WHAT YOU NEED TO DO: Images are excluded; otherwise, output every record exactly.

* begin RECORDED DATA *

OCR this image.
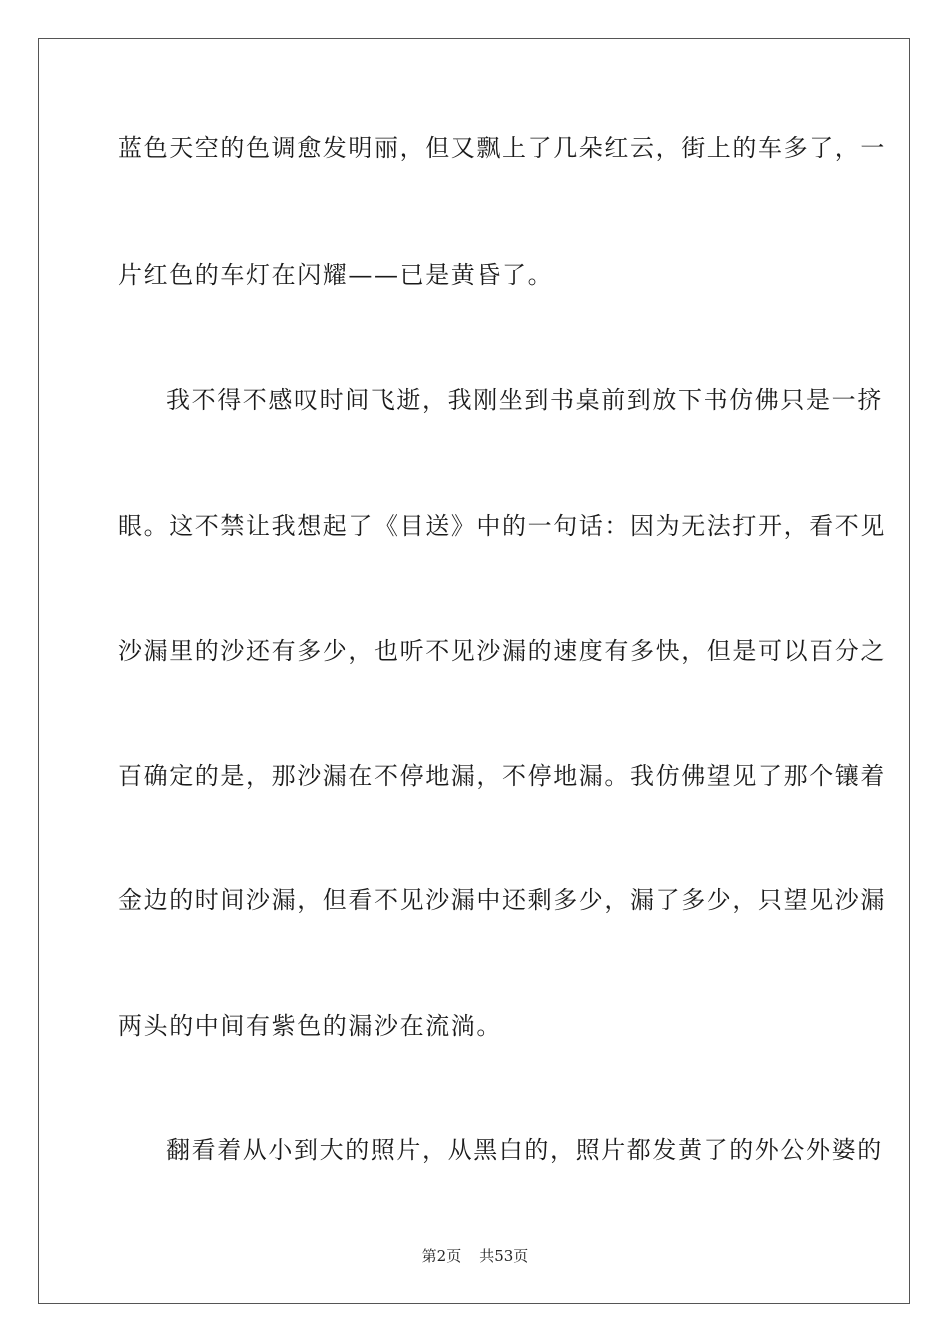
蓝色天空的色调愈发明丽，但又飘上了几朵红云，街上的车多了，一
片红色的车灯在闪耀——已是黄昏了。
我不得不感叹时间飞逝，我刚坐到书桌前到放下书仿佛只是一挤
眼。这不禁让我想起了《目送》中的一句话：因为无法打开，看不见
沙漏里的沙还有多少，也听不见沙漏的速度有多快，但是可以百分之
百确定的是，那沙漏在不停地漏，不停地漏。我仿佛望见了那个镶着
金边的时间沙漏，但看不见沙漏中还剩多少，漏了多少，只望见沙漏
两头的中间有紫色的漏沙在流淌。
翻看着从小到大的照片，从黑白的，照片都发黄了的外公外婆的
第2页 共53页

* end RECORDED DATA *

RIGHT ANSWER:
OCR this image.
蓝色天空的色调愈发明丽，但又飘上了几朵红云，街上的车多了，一
片红色的车灯在闪耀——已是黄昏了。
我不得不感叹时间飞逝，我刚坐到书桌前到放下书仿佛只是一挤
眼。这不禁让我想起了《目送》中的一句话：因为无法打开，看不见
沙漏里的沙还有多少，也听不见沙漏的速度有多快，但是可以百分之
百确定的是，那沙漏在不停地漏，不停地漏。我仿佛望见了那个镶着
金边的时间沙漏，但看不见沙漏中还剩多少，漏了多少，只望见沙漏
两头的中间有紫色的漏沙在流淌。
翻看着从小到大的照片，从黑白的，照片都发黄了的外公外婆的
第2页 共53页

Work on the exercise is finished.